§ **Short task**:
Using the entries that follow, count the lines containing the word "client" and give that number by itself.
— Begin Exercise data —
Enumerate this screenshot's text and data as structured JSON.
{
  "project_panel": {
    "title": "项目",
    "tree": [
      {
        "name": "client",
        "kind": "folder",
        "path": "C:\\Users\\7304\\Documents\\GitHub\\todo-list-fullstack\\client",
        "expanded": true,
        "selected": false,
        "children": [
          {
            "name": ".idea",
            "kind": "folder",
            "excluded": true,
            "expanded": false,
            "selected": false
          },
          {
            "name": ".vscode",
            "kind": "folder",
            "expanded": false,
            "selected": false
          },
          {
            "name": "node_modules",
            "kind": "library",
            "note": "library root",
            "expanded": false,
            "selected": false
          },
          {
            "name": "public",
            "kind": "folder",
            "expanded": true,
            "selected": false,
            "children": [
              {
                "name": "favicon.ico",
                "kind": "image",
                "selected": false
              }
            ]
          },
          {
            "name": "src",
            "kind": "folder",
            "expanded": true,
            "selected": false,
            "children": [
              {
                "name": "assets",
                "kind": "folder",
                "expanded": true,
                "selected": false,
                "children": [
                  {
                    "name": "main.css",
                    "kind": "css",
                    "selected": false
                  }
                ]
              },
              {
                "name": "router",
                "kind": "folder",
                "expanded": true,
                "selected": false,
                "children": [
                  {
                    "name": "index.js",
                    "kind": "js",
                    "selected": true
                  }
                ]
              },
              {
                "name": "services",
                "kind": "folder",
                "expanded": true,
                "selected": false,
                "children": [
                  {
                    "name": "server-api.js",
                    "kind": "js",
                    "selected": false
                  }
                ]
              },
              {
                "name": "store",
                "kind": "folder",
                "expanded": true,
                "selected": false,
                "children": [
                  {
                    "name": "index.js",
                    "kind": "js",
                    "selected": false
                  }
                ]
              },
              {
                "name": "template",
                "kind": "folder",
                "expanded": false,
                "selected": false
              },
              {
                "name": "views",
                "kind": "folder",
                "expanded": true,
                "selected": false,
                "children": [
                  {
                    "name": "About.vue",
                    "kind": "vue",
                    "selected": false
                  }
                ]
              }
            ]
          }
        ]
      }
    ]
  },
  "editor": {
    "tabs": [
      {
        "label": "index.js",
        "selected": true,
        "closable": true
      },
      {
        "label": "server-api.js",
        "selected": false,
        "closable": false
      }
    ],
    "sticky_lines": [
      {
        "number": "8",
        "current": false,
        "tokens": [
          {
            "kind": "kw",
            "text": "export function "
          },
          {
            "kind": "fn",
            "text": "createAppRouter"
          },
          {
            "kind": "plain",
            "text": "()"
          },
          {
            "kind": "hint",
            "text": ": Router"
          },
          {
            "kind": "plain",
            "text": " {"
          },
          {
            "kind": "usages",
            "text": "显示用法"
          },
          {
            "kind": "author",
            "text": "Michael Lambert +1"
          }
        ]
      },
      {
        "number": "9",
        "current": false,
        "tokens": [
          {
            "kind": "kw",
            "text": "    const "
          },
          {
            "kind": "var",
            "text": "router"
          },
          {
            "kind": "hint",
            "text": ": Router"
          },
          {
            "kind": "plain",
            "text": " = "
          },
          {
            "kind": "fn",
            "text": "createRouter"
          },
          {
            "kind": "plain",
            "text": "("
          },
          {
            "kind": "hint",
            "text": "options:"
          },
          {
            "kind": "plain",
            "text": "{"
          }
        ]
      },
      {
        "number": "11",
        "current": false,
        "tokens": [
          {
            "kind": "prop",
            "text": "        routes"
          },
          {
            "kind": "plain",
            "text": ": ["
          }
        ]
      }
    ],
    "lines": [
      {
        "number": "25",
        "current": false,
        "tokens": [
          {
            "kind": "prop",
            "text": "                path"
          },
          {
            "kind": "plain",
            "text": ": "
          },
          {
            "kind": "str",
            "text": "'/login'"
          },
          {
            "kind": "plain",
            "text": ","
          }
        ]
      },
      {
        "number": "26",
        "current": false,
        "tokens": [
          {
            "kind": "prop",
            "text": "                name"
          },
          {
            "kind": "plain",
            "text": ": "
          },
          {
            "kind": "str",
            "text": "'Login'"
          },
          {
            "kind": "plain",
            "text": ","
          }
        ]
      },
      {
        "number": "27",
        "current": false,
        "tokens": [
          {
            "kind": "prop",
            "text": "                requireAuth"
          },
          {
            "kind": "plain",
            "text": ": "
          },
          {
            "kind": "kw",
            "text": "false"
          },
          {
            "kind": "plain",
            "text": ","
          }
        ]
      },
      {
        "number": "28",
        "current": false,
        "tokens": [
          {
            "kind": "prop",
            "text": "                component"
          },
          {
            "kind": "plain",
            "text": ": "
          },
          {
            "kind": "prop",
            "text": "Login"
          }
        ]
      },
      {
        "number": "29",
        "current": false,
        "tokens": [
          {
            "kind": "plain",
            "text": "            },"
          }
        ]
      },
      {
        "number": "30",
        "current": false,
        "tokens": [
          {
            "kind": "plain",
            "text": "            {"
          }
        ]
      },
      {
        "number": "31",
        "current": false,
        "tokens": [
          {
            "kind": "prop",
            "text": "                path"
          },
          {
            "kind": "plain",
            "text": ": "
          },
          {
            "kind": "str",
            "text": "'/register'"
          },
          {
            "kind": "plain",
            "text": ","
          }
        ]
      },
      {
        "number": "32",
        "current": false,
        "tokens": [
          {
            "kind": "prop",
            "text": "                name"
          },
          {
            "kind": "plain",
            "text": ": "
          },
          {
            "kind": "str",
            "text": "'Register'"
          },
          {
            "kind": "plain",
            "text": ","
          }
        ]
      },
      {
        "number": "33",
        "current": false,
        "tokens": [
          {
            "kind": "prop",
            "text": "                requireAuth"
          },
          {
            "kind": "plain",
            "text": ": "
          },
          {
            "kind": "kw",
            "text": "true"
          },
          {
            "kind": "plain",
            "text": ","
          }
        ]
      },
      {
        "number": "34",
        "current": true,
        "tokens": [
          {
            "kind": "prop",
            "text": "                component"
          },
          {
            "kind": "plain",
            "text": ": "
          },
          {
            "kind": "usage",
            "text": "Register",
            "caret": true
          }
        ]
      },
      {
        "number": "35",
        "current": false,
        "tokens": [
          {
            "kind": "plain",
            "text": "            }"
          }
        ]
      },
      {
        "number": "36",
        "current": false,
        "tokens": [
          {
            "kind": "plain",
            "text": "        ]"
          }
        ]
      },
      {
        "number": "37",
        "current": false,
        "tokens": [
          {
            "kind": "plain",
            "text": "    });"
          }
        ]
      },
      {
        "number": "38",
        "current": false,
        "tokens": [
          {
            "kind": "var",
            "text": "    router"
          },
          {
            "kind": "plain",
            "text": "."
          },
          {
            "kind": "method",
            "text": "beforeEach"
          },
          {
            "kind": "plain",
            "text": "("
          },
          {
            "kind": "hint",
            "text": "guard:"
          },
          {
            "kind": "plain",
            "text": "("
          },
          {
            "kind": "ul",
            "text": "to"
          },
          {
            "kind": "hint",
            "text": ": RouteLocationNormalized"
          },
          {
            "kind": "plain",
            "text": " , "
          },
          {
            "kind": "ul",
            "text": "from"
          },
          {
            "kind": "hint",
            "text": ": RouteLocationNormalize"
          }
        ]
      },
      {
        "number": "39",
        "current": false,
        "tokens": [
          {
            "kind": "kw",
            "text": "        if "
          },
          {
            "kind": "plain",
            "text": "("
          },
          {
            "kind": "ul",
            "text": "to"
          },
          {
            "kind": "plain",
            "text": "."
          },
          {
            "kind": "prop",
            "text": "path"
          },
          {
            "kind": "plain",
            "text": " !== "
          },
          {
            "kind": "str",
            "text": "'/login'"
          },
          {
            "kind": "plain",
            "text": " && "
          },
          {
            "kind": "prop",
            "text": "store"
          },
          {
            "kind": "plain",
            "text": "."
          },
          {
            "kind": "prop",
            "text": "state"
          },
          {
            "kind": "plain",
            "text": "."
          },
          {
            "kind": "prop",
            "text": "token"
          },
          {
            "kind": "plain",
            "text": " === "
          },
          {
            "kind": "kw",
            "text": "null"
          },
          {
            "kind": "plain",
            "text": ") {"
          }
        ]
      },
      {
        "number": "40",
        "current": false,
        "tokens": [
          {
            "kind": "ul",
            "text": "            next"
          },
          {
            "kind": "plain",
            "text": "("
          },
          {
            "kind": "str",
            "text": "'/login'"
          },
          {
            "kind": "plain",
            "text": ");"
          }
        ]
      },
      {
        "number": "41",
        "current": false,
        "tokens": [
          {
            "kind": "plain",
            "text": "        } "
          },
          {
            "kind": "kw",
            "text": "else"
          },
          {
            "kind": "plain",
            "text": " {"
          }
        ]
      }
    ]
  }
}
— End Exercise data —
§ **Result of the task**:
2